▶ _What is asked_: Where a line contains the word "being", copy that line in full.

▶ _Dataset_:
>> START

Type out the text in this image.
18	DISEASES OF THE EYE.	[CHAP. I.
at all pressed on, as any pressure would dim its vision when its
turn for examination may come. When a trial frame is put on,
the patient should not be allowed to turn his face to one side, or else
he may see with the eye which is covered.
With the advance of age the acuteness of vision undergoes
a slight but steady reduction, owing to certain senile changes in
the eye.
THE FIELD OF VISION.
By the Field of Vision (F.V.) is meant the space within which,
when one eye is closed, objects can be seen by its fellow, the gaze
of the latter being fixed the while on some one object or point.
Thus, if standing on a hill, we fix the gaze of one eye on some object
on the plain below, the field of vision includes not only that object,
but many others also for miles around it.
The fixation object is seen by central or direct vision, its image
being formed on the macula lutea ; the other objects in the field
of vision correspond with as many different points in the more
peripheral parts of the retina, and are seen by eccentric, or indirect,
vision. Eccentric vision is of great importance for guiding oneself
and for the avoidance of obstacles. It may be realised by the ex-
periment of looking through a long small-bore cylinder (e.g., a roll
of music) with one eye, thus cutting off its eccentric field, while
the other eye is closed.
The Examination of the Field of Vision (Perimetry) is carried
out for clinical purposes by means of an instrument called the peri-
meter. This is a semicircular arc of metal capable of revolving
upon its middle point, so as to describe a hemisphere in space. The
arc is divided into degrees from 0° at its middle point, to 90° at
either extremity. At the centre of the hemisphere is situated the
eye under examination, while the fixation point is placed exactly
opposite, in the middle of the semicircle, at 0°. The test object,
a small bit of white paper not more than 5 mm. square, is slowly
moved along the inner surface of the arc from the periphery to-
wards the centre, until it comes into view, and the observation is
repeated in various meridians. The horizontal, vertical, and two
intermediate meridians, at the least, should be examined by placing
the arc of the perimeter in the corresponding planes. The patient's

>> END

▶ _Exercise result_:
of the latter being fixed the while on some one object or point.
being formed on the macula lutea ; the other objects in the field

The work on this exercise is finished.